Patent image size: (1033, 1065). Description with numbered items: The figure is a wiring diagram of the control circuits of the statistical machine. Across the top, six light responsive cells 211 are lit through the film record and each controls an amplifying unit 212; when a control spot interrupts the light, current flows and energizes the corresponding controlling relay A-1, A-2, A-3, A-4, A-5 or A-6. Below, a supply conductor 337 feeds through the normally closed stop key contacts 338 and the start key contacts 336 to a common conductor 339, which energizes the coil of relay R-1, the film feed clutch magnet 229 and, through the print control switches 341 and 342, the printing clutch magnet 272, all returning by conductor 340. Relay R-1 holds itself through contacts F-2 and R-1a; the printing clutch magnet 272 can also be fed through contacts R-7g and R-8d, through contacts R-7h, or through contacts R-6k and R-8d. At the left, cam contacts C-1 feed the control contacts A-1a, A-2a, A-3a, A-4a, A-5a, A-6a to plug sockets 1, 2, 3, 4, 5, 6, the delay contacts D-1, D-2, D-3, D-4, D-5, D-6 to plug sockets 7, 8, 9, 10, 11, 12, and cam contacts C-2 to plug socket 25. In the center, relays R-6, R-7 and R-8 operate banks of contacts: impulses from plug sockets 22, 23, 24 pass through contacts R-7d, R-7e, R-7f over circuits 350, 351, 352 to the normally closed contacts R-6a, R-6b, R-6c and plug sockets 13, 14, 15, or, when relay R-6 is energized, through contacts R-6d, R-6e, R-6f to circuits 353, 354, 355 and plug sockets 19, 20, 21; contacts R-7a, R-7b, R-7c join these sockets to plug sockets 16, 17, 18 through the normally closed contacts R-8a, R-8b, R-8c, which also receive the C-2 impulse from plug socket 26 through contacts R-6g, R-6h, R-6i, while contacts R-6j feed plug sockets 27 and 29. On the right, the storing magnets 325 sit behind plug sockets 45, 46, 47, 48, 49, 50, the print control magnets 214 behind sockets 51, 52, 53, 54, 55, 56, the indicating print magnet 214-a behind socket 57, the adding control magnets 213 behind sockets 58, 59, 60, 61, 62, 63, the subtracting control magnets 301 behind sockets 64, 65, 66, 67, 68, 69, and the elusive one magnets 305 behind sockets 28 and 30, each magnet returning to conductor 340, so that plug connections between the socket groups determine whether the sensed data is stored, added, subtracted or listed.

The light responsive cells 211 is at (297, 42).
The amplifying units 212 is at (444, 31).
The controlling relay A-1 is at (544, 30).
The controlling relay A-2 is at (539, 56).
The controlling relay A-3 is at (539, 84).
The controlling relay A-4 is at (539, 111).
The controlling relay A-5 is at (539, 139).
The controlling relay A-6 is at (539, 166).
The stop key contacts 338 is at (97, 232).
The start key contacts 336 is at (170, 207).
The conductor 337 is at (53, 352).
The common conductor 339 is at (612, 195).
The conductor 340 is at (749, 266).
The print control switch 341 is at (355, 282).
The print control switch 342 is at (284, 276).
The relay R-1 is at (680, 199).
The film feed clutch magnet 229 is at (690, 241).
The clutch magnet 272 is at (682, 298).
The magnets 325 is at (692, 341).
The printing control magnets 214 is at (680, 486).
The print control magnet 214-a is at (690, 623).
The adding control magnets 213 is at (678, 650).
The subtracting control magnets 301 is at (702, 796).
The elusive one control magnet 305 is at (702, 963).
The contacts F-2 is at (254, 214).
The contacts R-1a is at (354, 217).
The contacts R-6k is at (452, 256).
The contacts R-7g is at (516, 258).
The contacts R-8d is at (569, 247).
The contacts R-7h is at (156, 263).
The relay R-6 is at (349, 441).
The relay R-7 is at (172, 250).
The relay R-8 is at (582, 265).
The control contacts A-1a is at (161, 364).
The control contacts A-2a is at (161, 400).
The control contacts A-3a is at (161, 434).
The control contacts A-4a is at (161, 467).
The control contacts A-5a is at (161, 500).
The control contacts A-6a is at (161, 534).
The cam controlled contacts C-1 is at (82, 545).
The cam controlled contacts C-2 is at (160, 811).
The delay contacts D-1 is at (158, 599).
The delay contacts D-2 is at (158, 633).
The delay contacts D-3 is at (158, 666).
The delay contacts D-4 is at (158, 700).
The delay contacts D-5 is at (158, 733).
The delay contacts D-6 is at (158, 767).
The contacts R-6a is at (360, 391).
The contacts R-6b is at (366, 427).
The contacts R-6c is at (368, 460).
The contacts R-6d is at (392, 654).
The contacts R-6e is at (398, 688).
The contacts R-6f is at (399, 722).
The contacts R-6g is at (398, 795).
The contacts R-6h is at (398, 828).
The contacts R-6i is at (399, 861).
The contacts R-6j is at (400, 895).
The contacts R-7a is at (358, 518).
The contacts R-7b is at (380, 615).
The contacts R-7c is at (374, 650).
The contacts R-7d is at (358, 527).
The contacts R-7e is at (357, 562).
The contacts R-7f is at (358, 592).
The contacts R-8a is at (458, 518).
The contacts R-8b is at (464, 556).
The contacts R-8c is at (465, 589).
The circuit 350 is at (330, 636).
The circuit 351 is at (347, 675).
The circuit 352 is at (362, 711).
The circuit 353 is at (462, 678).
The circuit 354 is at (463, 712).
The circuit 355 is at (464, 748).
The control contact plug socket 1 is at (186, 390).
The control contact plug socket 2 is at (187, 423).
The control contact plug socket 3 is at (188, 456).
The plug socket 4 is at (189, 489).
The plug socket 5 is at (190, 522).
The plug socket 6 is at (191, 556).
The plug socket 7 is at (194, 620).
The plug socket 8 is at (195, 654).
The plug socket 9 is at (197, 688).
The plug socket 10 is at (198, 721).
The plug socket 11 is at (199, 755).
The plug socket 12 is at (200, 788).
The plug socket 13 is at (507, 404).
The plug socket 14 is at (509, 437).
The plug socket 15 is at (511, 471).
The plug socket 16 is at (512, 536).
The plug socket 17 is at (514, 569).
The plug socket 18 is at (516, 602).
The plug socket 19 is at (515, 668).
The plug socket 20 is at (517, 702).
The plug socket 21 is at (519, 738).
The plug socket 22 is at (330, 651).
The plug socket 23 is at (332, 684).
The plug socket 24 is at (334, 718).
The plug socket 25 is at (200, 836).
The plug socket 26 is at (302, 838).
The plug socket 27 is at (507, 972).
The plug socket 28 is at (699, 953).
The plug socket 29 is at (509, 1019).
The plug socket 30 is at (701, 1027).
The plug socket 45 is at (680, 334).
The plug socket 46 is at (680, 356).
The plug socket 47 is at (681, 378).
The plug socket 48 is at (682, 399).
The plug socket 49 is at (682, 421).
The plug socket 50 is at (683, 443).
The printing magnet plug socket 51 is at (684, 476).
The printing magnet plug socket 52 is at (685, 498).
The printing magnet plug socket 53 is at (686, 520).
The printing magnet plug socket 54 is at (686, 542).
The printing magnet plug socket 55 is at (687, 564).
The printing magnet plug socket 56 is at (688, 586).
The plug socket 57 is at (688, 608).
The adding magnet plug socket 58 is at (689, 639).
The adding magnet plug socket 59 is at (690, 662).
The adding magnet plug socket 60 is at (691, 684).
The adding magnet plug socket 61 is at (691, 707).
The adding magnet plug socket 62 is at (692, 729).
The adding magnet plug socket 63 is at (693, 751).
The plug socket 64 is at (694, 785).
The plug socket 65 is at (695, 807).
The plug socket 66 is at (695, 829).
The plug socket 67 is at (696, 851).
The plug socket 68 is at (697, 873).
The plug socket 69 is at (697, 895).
....................
* [HOW TO COMPLETE THIS TASK]: Your task is to return the full listing exactly as it was given.

* [OUTPUT OF THE TASK]:
Patent image size: (1033, 1065). Description with numbered items: The figure is a wiring diagram of the control circuits of the statistical machine. Across the top, six light responsive cells 211 are lit through the film record and each controls an amplifying unit 212; when a control spot interrupts the light, current flows and energizes the corresponding controlling relay A-1, A-2, A-3, A-4, A-5 or A-6. Below, a supply conductor 337 feeds through the normally closed stop key contacts 338 and the start key contacts 336 to a common conductor 339, which energizes the coil of relay R-1, the film feed clutch magnet 229 and, through the print control switches 341 and 342, the printing clutch magnet 272, all returning by conductor 340. Relay R-1 holds itself through contacts F-2 and R-1a; the printing clutch magnet 272 can also be fed through contacts R-7g and R-8d, through contacts R-7h, or through contacts R-6k and R-8d. At the left, cam contacts C-1 feed the control contacts A-1a, A-2a, A-3a, A-4a, A-5a, A-6a to plug sockets 1, 2, 3, 4, 5, 6, the delay contacts D-1, D-2, D-3, D-4, D-5, D-6 to plug sockets 7, 8, 9, 10, 11, 12, and cam contacts C-2 to plug socket 25. In the center, relays R-6, R-7 and R-8 operate banks of contacts: impulses from plug sockets 22, 23, 24 pass through contacts R-7d, R-7e, R-7f over circuits 350, 351, 352 to the normally closed contacts R-6a, R-6b, R-6c and plug sockets 13, 14, 15, or, when relay R-6 is energized, through contacts R-6d, R-6e, R-6f to circuits 353, 354, 355 and plug sockets 19, 20, 21; contacts R-7a, R-7b, R-7c join these sockets to plug sockets 16, 17, 18 through the normally closed contacts R-8a, R-8b, R-8c, which also receive the C-2 impulse from plug socket 26 through contacts R-6g, R-6h, R-6i, while contacts R-6j feed plug sockets 27 and 29. On the right, the storing magnets 325 sit behind plug sockets 45, 46, 47, 48, 49, 50, the print control magnets 214 behind sockets 51, 52, 53, 54, 55, 56, the indicating print magnet 214-a behind socket 57, the adding control magnets 213 behind sockets 58, 59, 60, 61, 62, 63, the subtracting control magnets 301 behind sockets 64, 65, 66, 67, 68, 69, and the elusive one magnets 305 behind sockets 28 and 30, each magnet returning to conductor 340, so that plug connections between the socket groups determine whether the sensed data is stored, added, subtracted or listed.

The light responsive cells 211 is at (297, 42).
The amplifying units 212 is at (444, 31).
The controlling relay A-1 is at (544, 30).
The controlling relay A-2 is at (539, 56).
The controlling relay A-3 is at (539, 84).
The controlling relay A-4 is at (539, 111).
The controlling relay A-5 is at (539, 139).
The controlling relay A-6 is at (539, 166).
The stop key contacts 338 is at (97, 232).
The start key contacts 336 is at (170, 207).
The conductor 337 is at (53, 352).
The common conductor 339 is at (612, 195).
The conductor 340 is at (749, 266).
The print control switch 341 is at (355, 282).
The print control switch 342 is at (284, 276).
The relay R-1 is at (680, 199).
The film feed clutch magnet 229 is at (690, 241).
The clutch magnet 272 is at (682, 298).
The magnets 325 is at (692, 341).
The printing control magnets 214 is at (680, 486).
The print control magnet 214-a is at (690, 623).
The adding control magnets 213 is at (678, 650).
The subtracting control magnets 301 is at (702, 796).
The elusive one control magnet 305 is at (702, 963).
The contacts F-2 is at (254, 214).
The contacts R-1a is at (354, 217).
The contacts R-6k is at (452, 256).
The contacts R-7g is at (516, 258).
The contacts R-8d is at (569, 247).
The contacts R-7h is at (156, 263).
The relay R-6 is at (349, 441).
The relay R-7 is at (172, 250).
The relay R-8 is at (582, 265).
The control contacts A-1a is at (161, 364).
The control contacts A-2a is at (161, 400).
The control contacts A-3a is at (161, 434).
The control contacts A-4a is at (161, 467).
The control contacts A-5a is at (161, 500).
The control contacts A-6a is at (161, 534).
The cam controlled contacts C-1 is at (82, 545).
The cam controlled contacts C-2 is at (160, 811).
The delay contacts D-1 is at (158, 599).
The delay contacts D-2 is at (158, 633).
The delay contacts D-3 is at (158, 666).
The delay contacts D-4 is at (158, 700).
The delay contacts D-5 is at (158, 733).
The delay contacts D-6 is at (158, 767).
The contacts R-6a is at (360, 391).
The contacts R-6b is at (366, 427).
The contacts R-6c is at (368, 460).
The contacts R-6d is at (392, 654).
The contacts R-6e is at (398, 688).
The contacts R-6f is at (399, 722).
The contacts R-6g is at (398, 795).
The contacts R-6h is at (398, 828).
The contacts R-6i is at (399, 861).
The contacts R-6j is at (400, 895).
The contacts R-7a is at (358, 518).
The contacts R-7b is at (380, 615).
The contacts R-7c is at (374, 650).
The contacts R-7d is at (358, 527).
The contacts R-7e is at (357, 562).
The contacts R-7f is at (358, 592).
The contacts R-8a is at (458, 518).
The contacts R-8b is at (464, 556).
The contacts R-8c is at (465, 589).
The circuit 350 is at (330, 636).
The circuit 351 is at (347, 675).
The circuit 352 is at (362, 711).
The circuit 353 is at (462, 678).
The circuit 354 is at (463, 712).
The circuit 355 is at (464, 748).
The control contact plug socket 1 is at (186, 390).
The control contact plug socket 2 is at (187, 423).
The control contact plug socket 3 is at (188, 456).
The plug socket 4 is at (189, 489).
The plug socket 5 is at (190, 522).
The plug socket 6 is at (191, 556).
The plug socket 7 is at (194, 620).
The plug socket 8 is at (195, 654).
The plug socket 9 is at (197, 688).
The plug socket 10 is at (198, 721).
The plug socket 11 is at (199, 755).
The plug socket 12 is at (200, 788).
The plug socket 13 is at (507, 404).
The plug socket 14 is at (509, 437).
The plug socket 15 is at (511, 471).
The plug socket 16 is at (512, 536).
The plug socket 17 is at (514, 569).
The plug socket 18 is at (516, 602).
The plug socket 19 is at (515, 668).
The plug socket 20 is at (517, 702).
The plug socket 21 is at (519, 738).
The plug socket 22 is at (330, 651).
The plug socket 23 is at (332, 684).
The plug socket 24 is at (334, 718).
The plug socket 25 is at (200, 836).
The plug socket 26 is at (302, 838).
The plug socket 27 is at (507, 972).
The plug socket 28 is at (699, 953).
The plug socket 29 is at (509, 1019).
The plug socket 30 is at (701, 1027).
The plug socket 45 is at (680, 334).
The plug socket 46 is at (680, 356).
The plug socket 47 is at (681, 378).
The plug socket 48 is at (682, 399).
The plug socket 49 is at (682, 421).
The plug socket 50 is at (683, 443).
The printing magnet plug socket 51 is at (684, 476).
The printing magnet plug socket 52 is at (685, 498).
The printing magnet plug socket 53 is at (686, 520).
The printing magnet plug socket 54 is at (686, 542).
The printing magnet plug socket 55 is at (687, 564).
The printing magnet plug socket 56 is at (688, 586).
The plug socket 57 is at (688, 608).
The adding magnet plug socket 58 is at (689, 639).
The adding magnet plug socket 59 is at (690, 662).
The adding magnet plug socket 60 is at (691, 684).
The adding magnet plug socket 61 is at (691, 707).
The adding magnet plug socket 62 is at (692, 729).
The adding magnet plug socket 63 is at (693, 751).
The plug socket 64 is at (694, 785).
The plug socket 65 is at (695, 807).
The plug socket 66 is at (695, 829).
The plug socket 67 is at (696, 851).
The plug socket 68 is at (697, 873).
The plug socket 69 is at (697, 895).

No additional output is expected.